§ **WHAT TO DO**:
For this exercise, repeat all of the material verbatim apart from its images.

§ **INPUT DATA**:
··········

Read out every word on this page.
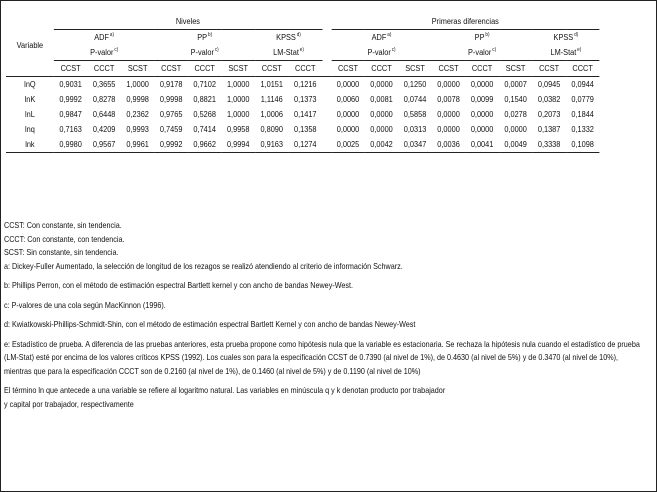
	Niveles									Primeras diferencias							
Variable	ADF$^{a)}$			PP$^{b)}$			KPSS$^{d)}$			ADF$^{a)}$			PP$^{b)}$			KPSS$^{d)}$
	P-valor$^{c)}$			P-valor$^{c)}$			LM-Stat$^{e)}$			P-valor$^{c)}$			P-valor$^{c)}$			LM-Stat$^{e)}$
	CCST	CCCT	SCST	CCST	CCCT	SCST	CCST	CCCT		CCST	CCCT	SCST	CCST	CCCT	SCST	CCST	CCCT
lnQ	0,9031	0,3655	1,0000	0,9178	0,7102	1,0000	1,0151	0,1216		0,0000	0,0000	0,1250	0,0000	0,0000	0,0007	0,0945	0,0944
lnK	0,9992	0,8278	0,9998	0,9998	0,8821	1,0000	1,1146	0,1373		0,0060	0,0081	0,0744	0,0078	0,0099	0,1540	0,0382	0,0779
lnL	0,9847	0,6448	0,2362	0,9765	0,5268	1,0000	1,0006	0,1417		0,0000	0,0000	0,5858	0,0000	0,0000	0,0278	0,2073	0,1844
lnq	0,7163	0,4209	0,9993	0,7459	0,7414	0,9958	0,8090	0,1358		0,0000	0,0000	0,0313	0,0000	0,0000	0,0000	0,1387	0,1332
lnk	0,9980	0,9567	0,9961	0,9992	0,9662	0,9994	0,9163	0,1274		0,0025	0,0042	0,0347	0,0036	0,0041	0,0049	0,3338	0,1098
CCST: Con constante, sin tendencia.
CCCT: Con constante, con tendencia.
SCST: Sin constante, sin tendencia.
a: Dickey-Fuller Aumentado, la selección de longitud de los rezagos se realizó atendiendo al criterio de información Schwarz.
b: Phillips Perron, con el método de estimación espectral Bartlett kernel y con ancho de bandas Newey-West.
c: P-valores de una cola según MacKinnon (1996).
d: Kwiatkowski-Phillips-Schmidt-Shin, con el método de estimación espectral Bartlett Kernel y con ancho de bandas Newey-West
e: Estadístico de prueba. A diferencia de las pruebas anteriores, esta prueba propone como hipótesis nula que la variable es estacionaria. Se rechaza la hipótesis nula cuando el estadístico de prueba (LM-Stat) esté por encima de los valores críticos KPSS (1992). Los cuales son para la especificación CCST de 0.7390 (al nivel de 1%), de 0.4630 (al nivel de 5%) y de 0.3470 (al nivel de 10%), mientras que para la especificación CCCT son de 0.2160 (al nivel de 1%), de 0.1460 (al nivel de 5%) y de 0.1190 (al nivel de 10%)
El término ln que antecede a una variable se refiere al logaritmo natural. Las variables en minúscula q y k denotan producto por trabajador
y capital por trabajador, respectivamente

··········

§ **WRITTEN REPLY**:
Read out every word on this page.
	Niveles									Primeras diferencias							
Variable	ADF$^{a)}$			PP$^{b)}$			KPSS$^{d)}$			ADF$^{a)}$			PP$^{b)}$			KPSS$^{d)}$
	P-valor$^{c)}$			P-valor$^{c)}$			LM-Stat$^{e)}$			P-valor$^{c)}$			P-valor$^{c)}$			LM-Stat$^{e)}$
	CCST	CCCT	SCST	CCST	CCCT	SCST	CCST	CCCT		CCST	CCCT	SCST	CCST	CCCT	SCST	CCST	CCCT
lnQ	0,9031	0,3655	1,0000	0,9178	0,7102	1,0000	1,0151	0,1216		0,0000	0,0000	0,1250	0,0000	0,0000	0,0007	0,0945	0,0944
lnK	0,9992	0,8278	0,9998	0,9998	0,8821	1,0000	1,1146	0,1373		0,0060	0,0081	0,0744	0,0078	0,0099	0,1540	0,0382	0,0779
lnL	0,9847	0,6448	0,2362	0,9765	0,5268	1,0000	1,0006	0,1417		0,0000	0,0000	0,5858	0,0000	0,0000	0,0278	0,2073	0,1844
lnq	0,7163	0,4209	0,9993	0,7459	0,7414	0,9958	0,8090	0,1358		0,0000	0,0000	0,0313	0,0000	0,0000	0,0000	0,1387	0,1332
lnk	0,9980	0,9567	0,9961	0,9992	0,9662	0,9994	0,9163	0,1274		0,0025	0,0042	0,0347	0,0036	0,0041	0,0049	0,3338	0,1098
CCST: Con constante, sin tendencia.
CCCT: Con constante, con tendencia.
SCST: Sin constante, sin tendencia.
a: Dickey-Fuller Aumentado, la selección de longitud de los rezagos se realizó atendiendo al criterio de información Schwarz.
b: Phillips Perron, con el método de estimación espectral Bartlett kernel y con ancho de bandas Newey-West.
c: P-valores de una cola según MacKinnon (1996).
d: Kwiatkowski-Phillips-Schmidt-Shin, con el método de estimación espectral Bartlett Kernel y con ancho de bandas Newey-West
e: Estadístico de prueba. A diferencia de las pruebas anteriores, esta prueba propone como hipótesis nula que la variable es estacionaria. Se rechaza la hipótesis nula cuando el estadístico de prueba (LM-Stat) esté por encima de los valores críticos KPSS (1992). Los cuales son para la especificación CCST de 0.7390 (al nivel de 1%), de 0.4630 (al nivel de 5%) y de 0.3470 (al nivel de 10%), mientras que para la especificación CCCT son de 0.2160 (al nivel de 1%), de 0.1460 (al nivel de 5%) y de 0.1190 (al nivel de 10%)
El término ln que antecede a una variable se refiere al logaritmo natural. Las variables en minúscula q y k denotan producto por trabajador
y capital por trabajador, respectivamente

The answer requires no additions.